Retype each line exactly. Skip images.
>> Start Given data
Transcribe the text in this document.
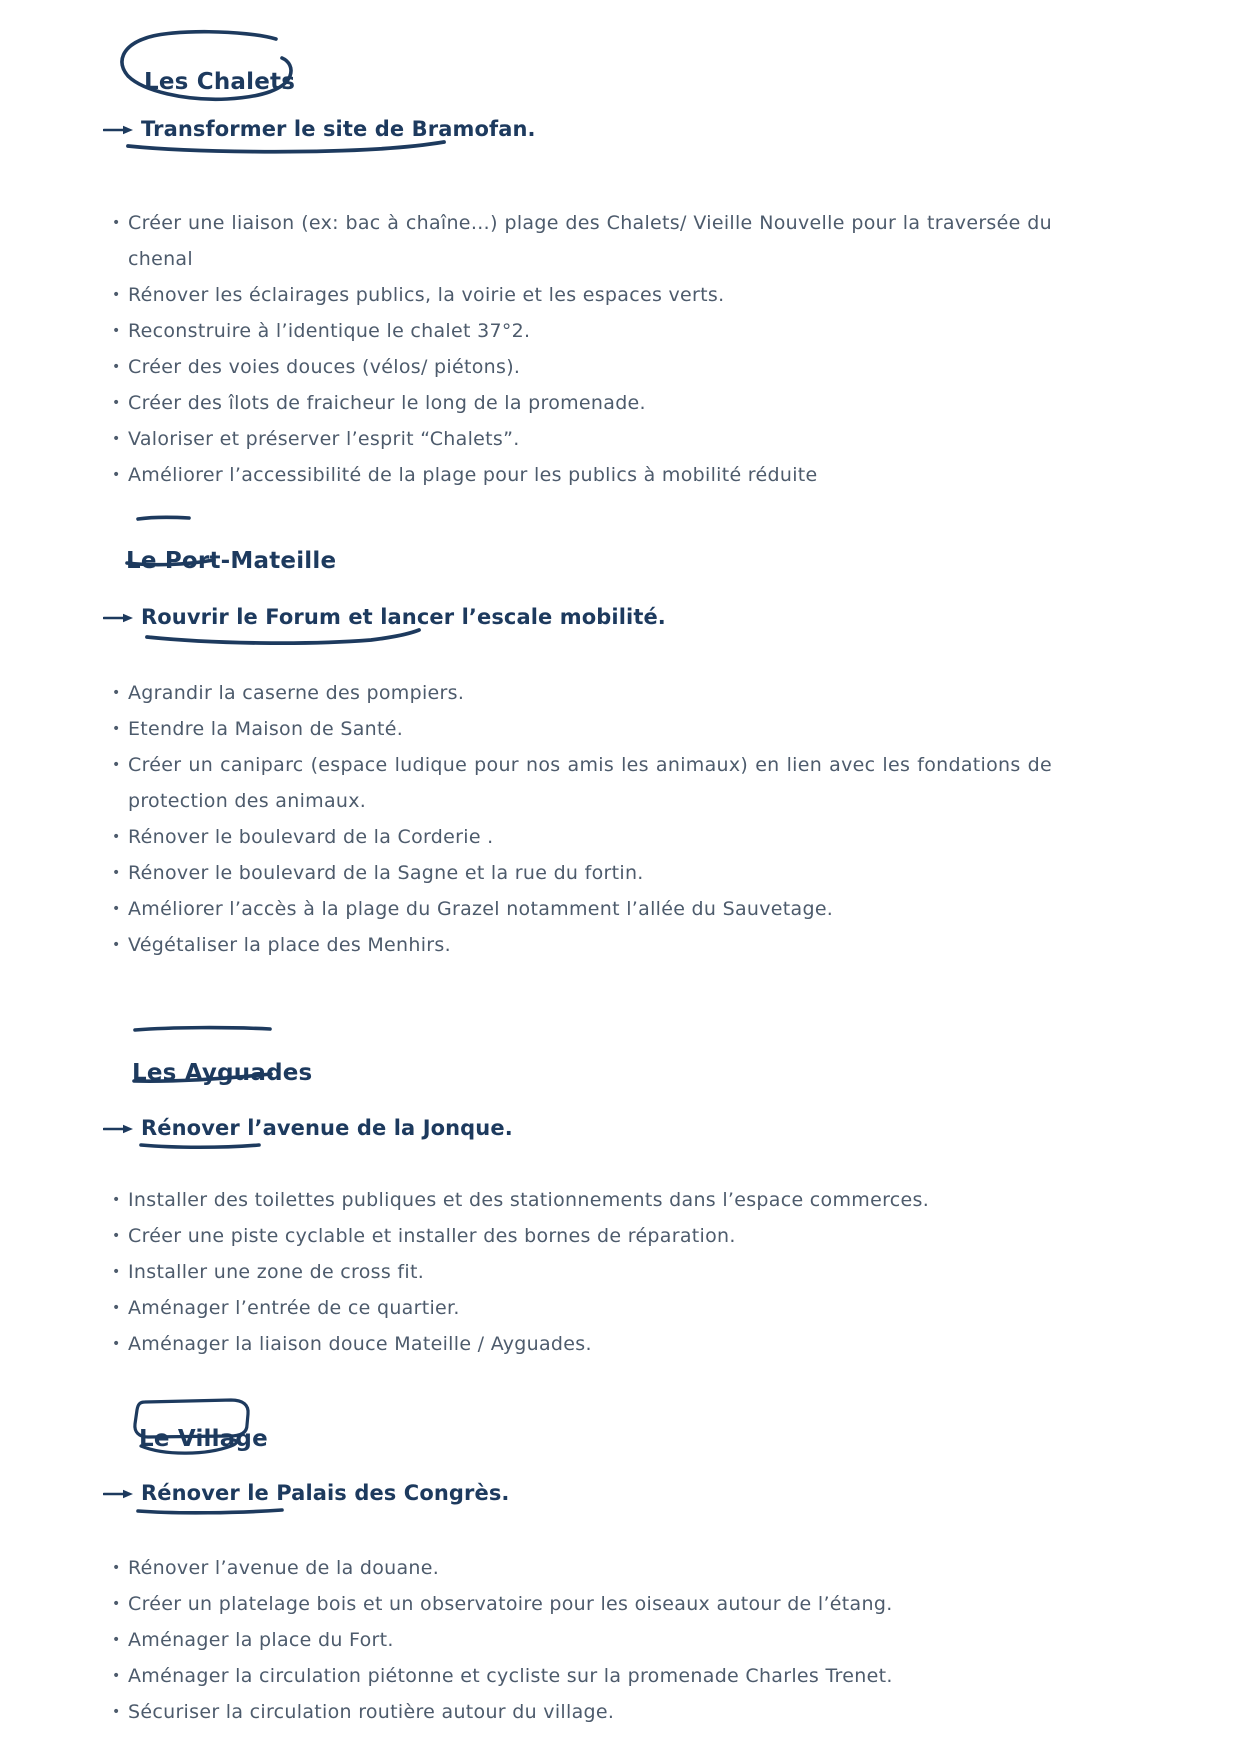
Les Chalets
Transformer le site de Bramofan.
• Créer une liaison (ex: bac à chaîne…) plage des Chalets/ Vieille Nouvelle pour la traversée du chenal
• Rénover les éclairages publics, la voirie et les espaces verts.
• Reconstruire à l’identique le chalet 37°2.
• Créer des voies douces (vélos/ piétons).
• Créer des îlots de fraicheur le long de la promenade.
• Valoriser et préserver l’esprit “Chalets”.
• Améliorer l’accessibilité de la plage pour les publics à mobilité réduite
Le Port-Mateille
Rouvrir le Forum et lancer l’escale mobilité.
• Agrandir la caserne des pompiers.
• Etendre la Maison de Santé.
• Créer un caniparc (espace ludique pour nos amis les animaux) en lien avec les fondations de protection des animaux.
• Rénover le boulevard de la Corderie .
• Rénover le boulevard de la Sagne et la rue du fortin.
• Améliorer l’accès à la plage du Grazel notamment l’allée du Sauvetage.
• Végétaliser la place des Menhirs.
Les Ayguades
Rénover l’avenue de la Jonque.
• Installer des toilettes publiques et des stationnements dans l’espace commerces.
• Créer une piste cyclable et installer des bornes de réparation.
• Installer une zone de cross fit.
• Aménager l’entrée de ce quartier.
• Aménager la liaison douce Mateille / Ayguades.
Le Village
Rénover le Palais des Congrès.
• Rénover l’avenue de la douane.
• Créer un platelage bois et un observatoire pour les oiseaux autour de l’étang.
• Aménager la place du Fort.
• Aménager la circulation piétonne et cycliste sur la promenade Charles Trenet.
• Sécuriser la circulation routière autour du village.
>> End Given data
Task solution:
Transcribe the text in this document.
Les Chalets
Transformer le site de Bramofan.
• Créer une liaison (ex: bac à chaîne…) plage des Chalets/ Vieille Nouvelle pour la traversée du chenal
• Rénover les éclairages publics, la voirie et les espaces verts.
• Reconstruire à l’identique le chalet 37°2.
• Créer des voies douces (vélos/ piétons).
• Créer des îlots de fraicheur le long de la promenade.
• Valoriser et préserver l’esprit “Chalets”.
• Améliorer l’accessibilité de la plage pour les publics à mobilité réduite
Le Port-Mateille
Rouvrir le Forum et lancer l’escale mobilité.
• Agrandir la caserne des pompiers.
• Etendre la Maison de Santé.
• Créer un caniparc (espace ludique pour nos amis les animaux) en lien avec les fondations de protection des animaux.
• Rénover le boulevard de la Corderie .
• Rénover le boulevard de la Sagne et la rue du fortin.
• Améliorer l’accès à la plage du Grazel notamment l’allée du Sauvetage.
• Végétaliser la place des Menhirs.
Les Ayguades
Rénover l’avenue de la Jonque.
• Installer des toilettes publiques et des stationnements dans l’espace commerces.
• Créer une piste cyclable et installer des bornes de réparation.
• Installer une zone de cross fit.
• Aménager l’entrée de ce quartier.
• Aménager la liaison douce Mateille / Ayguades.
Le Village
Rénover le Palais des Congrès.
• Rénover l’avenue de la douane.
• Créer un platelage bois et un observatoire pour les oiseaux autour de l’étang.
• Aménager la place du Fort.
• Aménager la circulation piétonne et cycliste sur la promenade Charles Trenet.
• Sécuriser la circulation routière autour du village.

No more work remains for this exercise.